Dataset records on visual material:

——

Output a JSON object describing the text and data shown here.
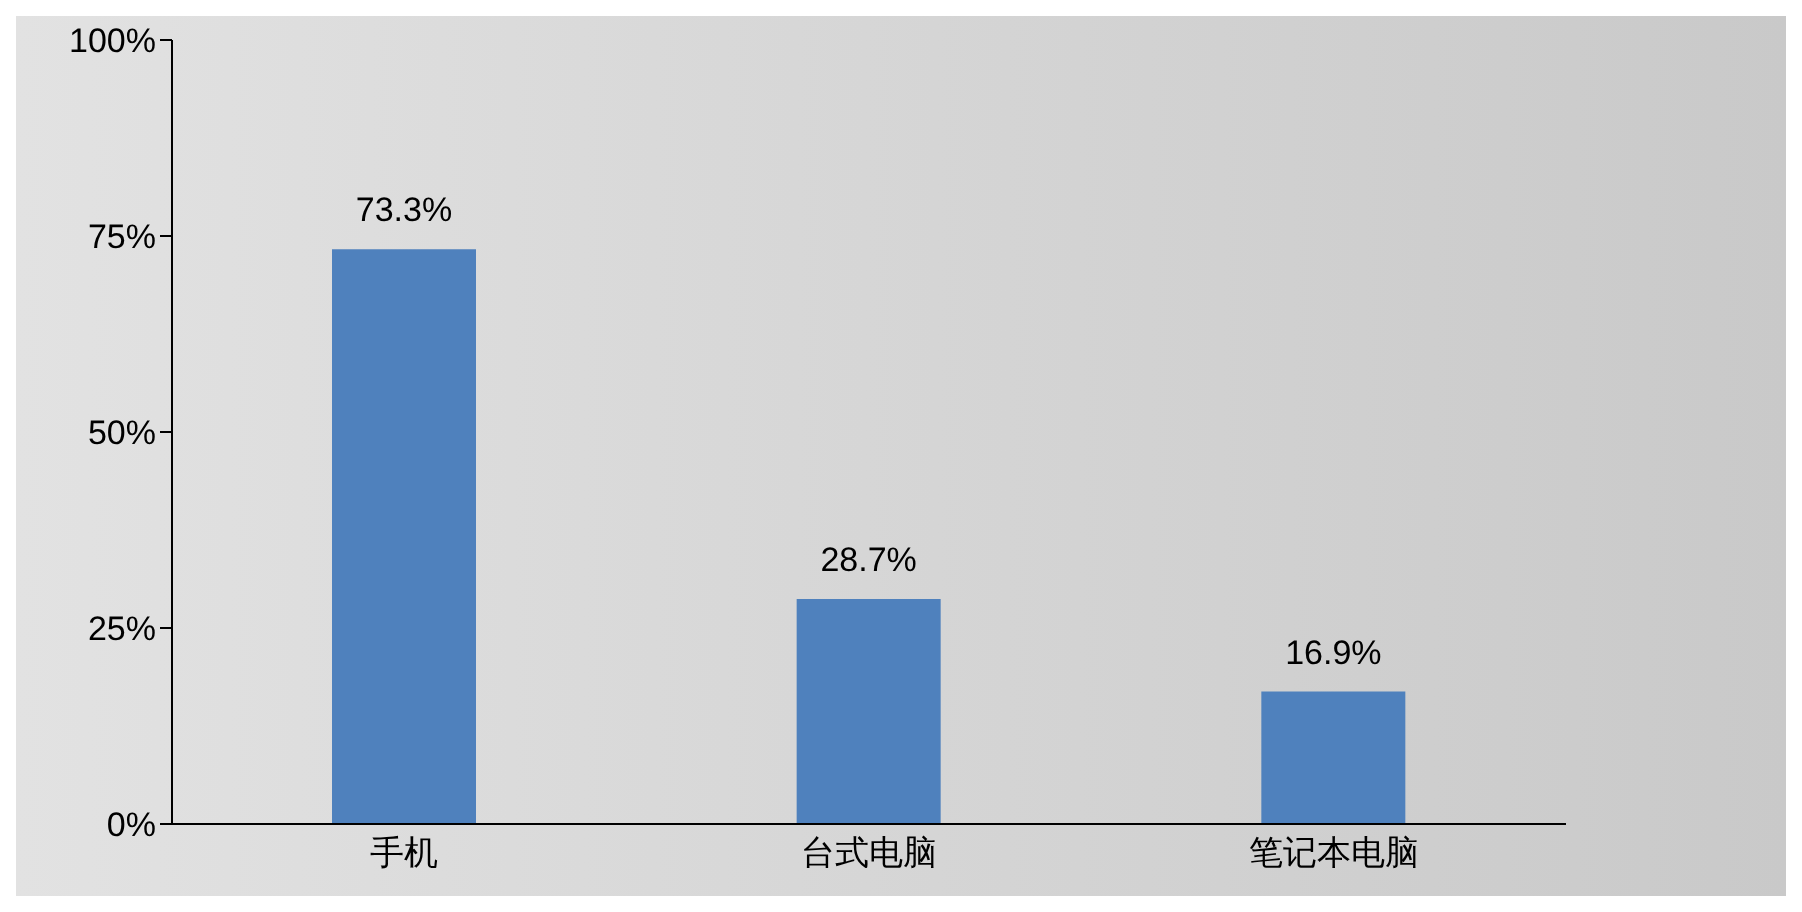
{
  "chart_data": {
    "type": "bar",
    "categories": [
      "手机",
      "台式电脑",
      "笔记本电脑"
    ],
    "values": [
      73.3,
      28.7,
      16.9
    ],
    "color": "#4f81bd",
    "value_labels": [
      "73.3%",
      "28.7%",
      "16.9%"
    ],
    "ylim": [
      0,
      100
    ],
    "yticks": [
      {
        "value": 0,
        "label": "0%"
      },
      {
        "value": 25,
        "label": "25%"
      },
      {
        "value": 50,
        "label": "50%"
      },
      {
        "value": 75,
        "label": "75%"
      },
      {
        "value": 100,
        "label": "100%"
      }
    ],
    "grid": false,
    "legend": false
  }
}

——

#### Written problem
Transcribe all of the records above character for character. Exclude the pictures.

#### Task result
Output a JSON object describing the text and data shown here.
{
  "chart_data": {
    "type": "bar",
    "categories": [
      "手机",
      "台式电脑",
      "笔记本电脑"
    ],
    "values": [
      73.3,
      28.7,
      16.9
    ],
    "color": "#4f81bd",
    "value_labels": [
      "73.3%",
      "28.7%",
      "16.9%"
    ],
    "ylim": [
      0,
      100
    ],
    "yticks": [
      {
        "value": 0,
        "label": "0%"
      },
      {
        "value": 25,
        "label": "25%"
      },
      {
        "value": 50,
        "label": "50%"
      },
      {
        "value": 75,
        "label": "75%"
      },
      {
        "value": 100,
        "label": "100%"
      }
    ],
    "grid": false,
    "legend": false
  }
}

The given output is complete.